BEGIN RECORDS TO USE

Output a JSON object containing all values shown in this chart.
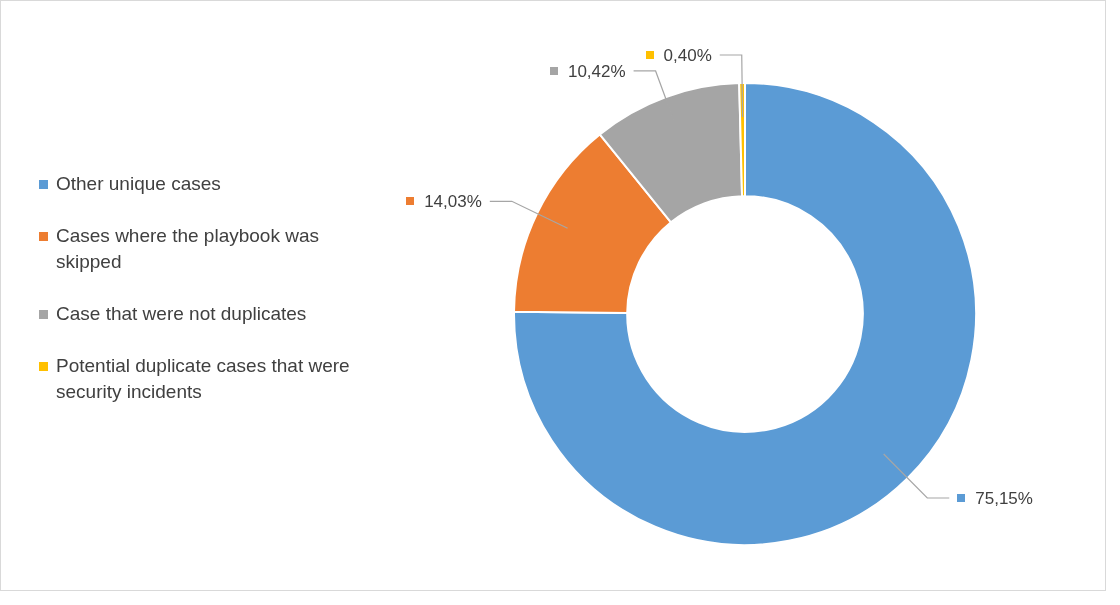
{
  "chart_data": {
    "type": "donut",
    "categories": [
      "Other unique cases",
      "Cases where the playbook was skipped",
      "Case that were not duplicates",
      "Potential duplicate cases that were security incidents"
    ],
    "values": [
      75.15,
      14.03,
      10.42,
      0.4
    ],
    "colors": [
      "#5b9bd5",
      "#ed7d31",
      "#a5a5a5",
      "#ffc000"
    ],
    "value_labels": [
      "75,15%",
      "14,03%",
      "10,42%",
      "0,40%"
    ],
    "legend": "left"
  }
}
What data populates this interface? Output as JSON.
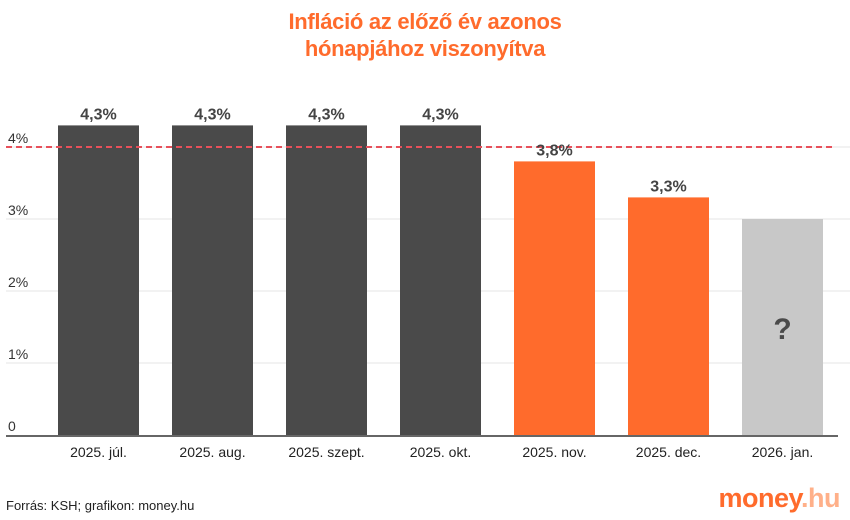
{
  "chart_data": {
    "type": "bar",
    "title_lines": [
      "Infláció az előző év azonos",
      "hónapjához viszonyítva"
    ],
    "categories": [
      "2025. júl.",
      "2025. aug.",
      "2025. szept.",
      "2025. okt.",
      "2025. nov.",
      "2025. dec.",
      "2026. jan."
    ],
    "values": [
      4.3,
      4.3,
      4.3,
      4.3,
      3.8,
      3.3,
      3.0
    ],
    "value_labels": [
      "4,3%",
      "4,3%",
      "4,3%",
      "4,3%",
      "3,8%",
      "3,3%",
      "?"
    ],
    "bar_colors": [
      "#4a4a4a",
      "#4a4a4a",
      "#4a4a4a",
      "#4a4a4a",
      "#ff6b2c",
      "#ff6b2c",
      "#c8c8c8"
    ],
    "y_ticks": [
      {
        "value": 0,
        "label": "0"
      },
      {
        "value": 1,
        "label": "1%"
      },
      {
        "value": 2,
        "label": "2%"
      },
      {
        "value": 3,
        "label": "3%"
      },
      {
        "value": 4,
        "label": "4%"
      }
    ],
    "ylim": [
      0,
      4.5
    ],
    "reference_line": {
      "value": 4.0,
      "style": "dashed",
      "color": "#e8505b"
    },
    "grid": true,
    "xlabel": "",
    "ylabel": ""
  },
  "footer": {
    "source": "Forrás: KSH; grafikon: money.hu",
    "logo_main": "money",
    "logo_suffix": ".hu"
  }
}
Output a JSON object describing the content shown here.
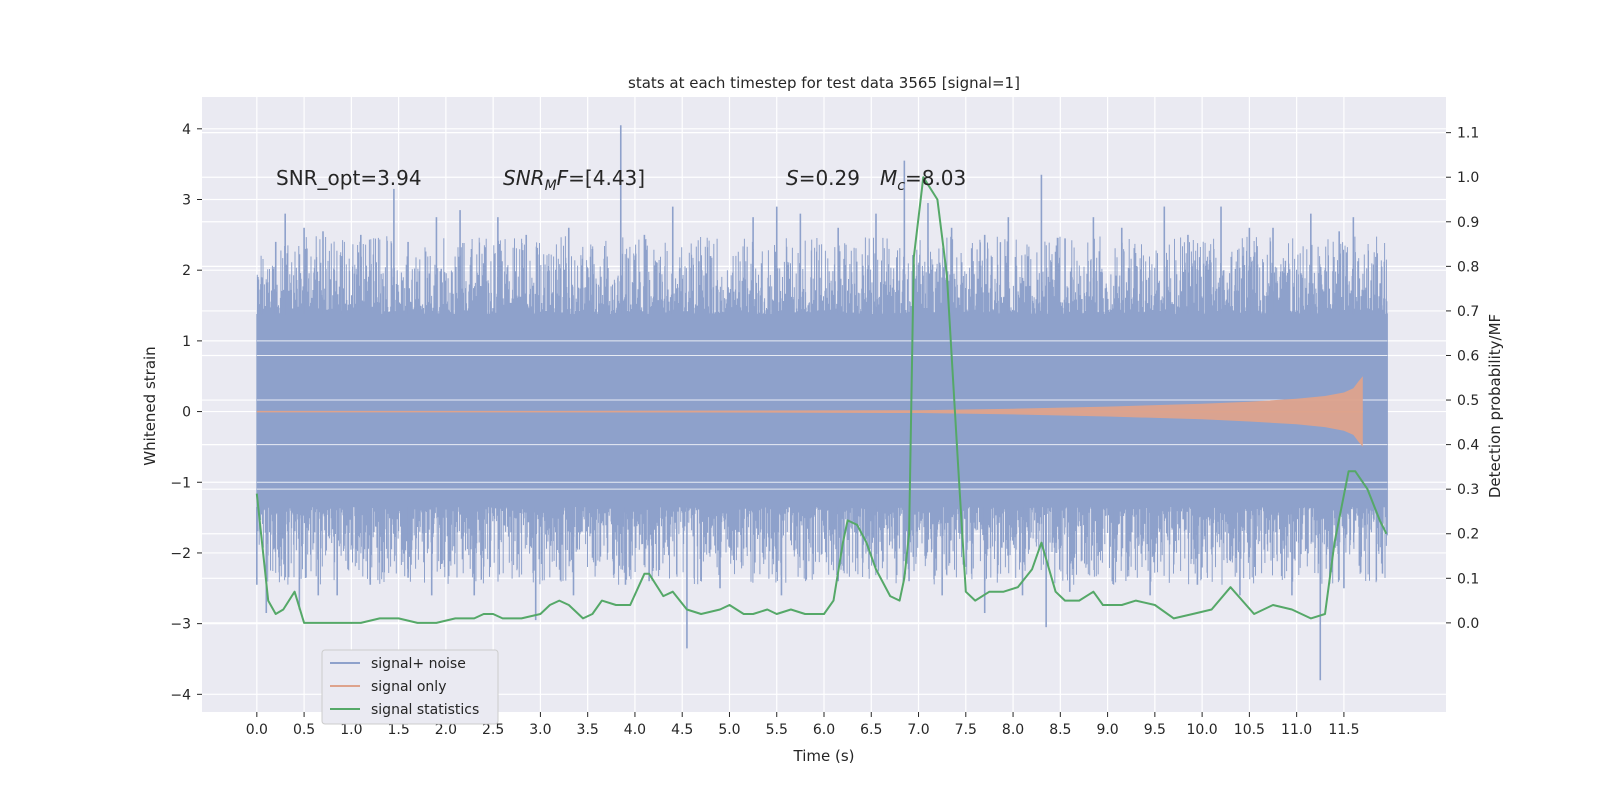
{
  "chart_data": {
    "type": "line",
    "title": "stats at each timestep for test data 3565 [signal=1]",
    "xlabel": "Time (s)",
    "ylabel": "Whitened strain",
    "y2label": "Detection probability/MF",
    "xlim": [
      -0.58,
      12.58
    ],
    "ylim": [
      -4.25,
      4.45
    ],
    "y2lim": [
      -0.2,
      1.18
    ],
    "grid": true,
    "legend_position": "lower-left",
    "x_ticks": [
      "0.0",
      "0.5",
      "1.0",
      "1.5",
      "2.0",
      "2.5",
      "3.0",
      "3.5",
      "4.0",
      "4.5",
      "5.0",
      "5.5",
      "6.0",
      "6.5",
      "7.0",
      "7.5",
      "8.0",
      "8.5",
      "9.0",
      "9.5",
      "10.0",
      "10.5",
      "11.0",
      "11.5"
    ],
    "y_ticks": [
      "4",
      "3",
      "2",
      "1",
      "0",
      "−1",
      "−2",
      "−3",
      "−4"
    ],
    "y2_ticks": [
      "1.1",
      "1.0",
      "0.9",
      "0.8",
      "0.7",
      "0.6",
      "0.5",
      "0.4",
      "0.3",
      "0.2",
      "0.1",
      "0.0"
    ],
    "annotations": {
      "snr_opt": "SNR_opt=3.94",
      "snr_mf_var": "SNR",
      "snr_mf_sub": "M",
      "snr_mf_var2": "F",
      "snr_mf_val": "=[4.43]",
      "s_var": "S",
      "s_val": "=0.29",
      "mc_var": "M",
      "mc_sub": "c",
      "mc_val": "=8.03"
    },
    "series": [
      {
        "name": "signal+ noise",
        "color": "#8ea1cb",
        "x_range": [
          0.0,
          11.96
        ],
        "core_band": [
          -1.35,
          1.38
        ],
        "upper_spikes": [
          [
            0.05,
            1.9
          ],
          [
            0.2,
            2.4
          ],
          [
            0.3,
            2.8
          ],
          [
            0.5,
            2.6
          ],
          [
            0.7,
            2.55
          ],
          [
            0.9,
            2.2
          ],
          [
            1.1,
            2.5
          ],
          [
            1.45,
            3.15
          ],
          [
            1.6,
            2.4
          ],
          [
            1.9,
            2.75
          ],
          [
            2.15,
            2.85
          ],
          [
            2.55,
            2.75
          ],
          [
            2.85,
            2.5
          ],
          [
            3.3,
            2.6
          ],
          [
            3.55,
            2.3
          ],
          [
            3.85,
            4.05
          ],
          [
            4.1,
            2.5
          ],
          [
            4.4,
            2.9
          ],
          [
            4.8,
            2.2
          ],
          [
            5.25,
            2.75
          ],
          [
            5.5,
            2.9
          ],
          [
            5.75,
            2.8
          ],
          [
            6.15,
            2.6
          ],
          [
            6.55,
            2.8
          ],
          [
            6.85,
            3.55
          ],
          [
            7.1,
            2.95
          ],
          [
            7.35,
            2.6
          ],
          [
            7.7,
            2.5
          ],
          [
            7.95,
            2.75
          ],
          [
            8.3,
            3.35
          ],
          [
            8.55,
            2.45
          ],
          [
            8.85,
            2.75
          ],
          [
            9.15,
            2.6
          ],
          [
            9.6,
            2.9
          ],
          [
            9.85,
            2.5
          ],
          [
            10.2,
            2.9
          ],
          [
            10.5,
            2.6
          ],
          [
            10.75,
            2.6
          ],
          [
            11.15,
            2.8
          ],
          [
            11.45,
            2.55
          ],
          [
            11.6,
            2.75
          ],
          [
            11.9,
            2.05
          ]
        ],
        "lower_spikes": [
          [
            0.0,
            -2.45
          ],
          [
            0.1,
            -2.85
          ],
          [
            0.45,
            -2.8
          ],
          [
            0.65,
            -2.6
          ],
          [
            0.85,
            -2.6
          ],
          [
            1.2,
            -2.45
          ],
          [
            1.6,
            -2.35
          ],
          [
            1.85,
            -2.6
          ],
          [
            2.3,
            -2.6
          ],
          [
            2.95,
            -2.95
          ],
          [
            3.35,
            -2.6
          ],
          [
            3.9,
            -2.45
          ],
          [
            4.15,
            -2.4
          ],
          [
            4.55,
            -3.35
          ],
          [
            4.9,
            -2.5
          ],
          [
            5.55,
            -2.6
          ],
          [
            6.15,
            -2.4
          ],
          [
            6.55,
            -2.2
          ],
          [
            6.9,
            -2.4
          ],
          [
            7.25,
            -2.6
          ],
          [
            7.7,
            -2.85
          ],
          [
            8.1,
            -2.6
          ],
          [
            8.35,
            -3.05
          ],
          [
            8.6,
            -2.55
          ],
          [
            9.05,
            -2.4
          ],
          [
            9.45,
            -2.6
          ],
          [
            9.95,
            -2.45
          ],
          [
            10.4,
            -2.6
          ],
          [
            10.95,
            -2.6
          ],
          [
            11.25,
            -3.8
          ],
          [
            11.5,
            -2.5
          ],
          [
            11.9,
            -2.15
          ]
        ]
      },
      {
        "name": "signal only",
        "color": "#dea38c",
        "x_range": [
          0.0,
          11.7
        ],
        "chirp_envelope": [
          [
            0.0,
            0.0
          ],
          [
            7.0,
            0.02
          ],
          [
            8.0,
            0.04
          ],
          [
            9.0,
            0.07
          ],
          [
            10.0,
            0.11
          ],
          [
            10.5,
            0.14
          ],
          [
            11.0,
            0.18
          ],
          [
            11.3,
            0.22
          ],
          [
            11.5,
            0.27
          ],
          [
            11.6,
            0.33
          ],
          [
            11.65,
            0.42
          ],
          [
            11.7,
            0.5
          ]
        ]
      },
      {
        "name": "signal statistics",
        "color": "#55a868",
        "axis": "right",
        "x": [
          0.0,
          0.12,
          0.2,
          0.28,
          0.4,
          0.5,
          0.7,
          0.9,
          1.1,
          1.3,
          1.5,
          1.7,
          1.9,
          2.1,
          2.3,
          2.4,
          2.5,
          2.6,
          2.8,
          3.0,
          3.1,
          3.2,
          3.3,
          3.45,
          3.55,
          3.65,
          3.8,
          3.95,
          4.1,
          4.15,
          4.3,
          4.4,
          4.55,
          4.7,
          4.9,
          5.0,
          5.15,
          5.25,
          5.4,
          5.5,
          5.65,
          5.8,
          6.0,
          6.1,
          6.2,
          6.25,
          6.35,
          6.45,
          6.55,
          6.7,
          6.8,
          6.85,
          6.9,
          6.95,
          7.05,
          7.2,
          7.3,
          7.42,
          7.5,
          7.6,
          7.75,
          7.9,
          8.05,
          8.2,
          8.3,
          8.45,
          8.55,
          8.7,
          8.85,
          8.95,
          9.15,
          9.3,
          9.5,
          9.7,
          9.9,
          10.1,
          10.3,
          10.55,
          10.75,
          10.95,
          11.15,
          11.3,
          11.4,
          11.55,
          11.62,
          11.75,
          11.88,
          11.95
        ],
        "y": [
          0.29,
          0.05,
          0.02,
          0.03,
          0.07,
          0.0,
          0.0,
          0.0,
          0.0,
          0.01,
          0.01,
          0.0,
          0.0,
          0.01,
          0.01,
          0.02,
          0.02,
          0.01,
          0.01,
          0.02,
          0.04,
          0.05,
          0.04,
          0.01,
          0.02,
          0.05,
          0.04,
          0.04,
          0.11,
          0.11,
          0.06,
          0.07,
          0.03,
          0.02,
          0.03,
          0.04,
          0.02,
          0.02,
          0.03,
          0.02,
          0.03,
          0.02,
          0.02,
          0.05,
          0.18,
          0.23,
          0.22,
          0.18,
          0.12,
          0.06,
          0.05,
          0.1,
          0.2,
          0.82,
          1.0,
          0.95,
          0.78,
          0.35,
          0.07,
          0.05,
          0.07,
          0.07,
          0.08,
          0.12,
          0.18,
          0.07,
          0.05,
          0.05,
          0.07,
          0.04,
          0.04,
          0.05,
          0.04,
          0.01,
          0.02,
          0.03,
          0.08,
          0.02,
          0.04,
          0.03,
          0.01,
          0.02,
          0.18,
          0.34,
          0.34,
          0.3,
          0.23,
          0.2
        ]
      }
    ]
  }
}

END RECORDS TO USE

WRITTEN INSTRUCTION: From the listing, copy every line where the string "that" appears.

SOLUTION TO THE EXERCISE:
      "Case that were not duplicates",
      "Potential duplicate cases that were security incidents"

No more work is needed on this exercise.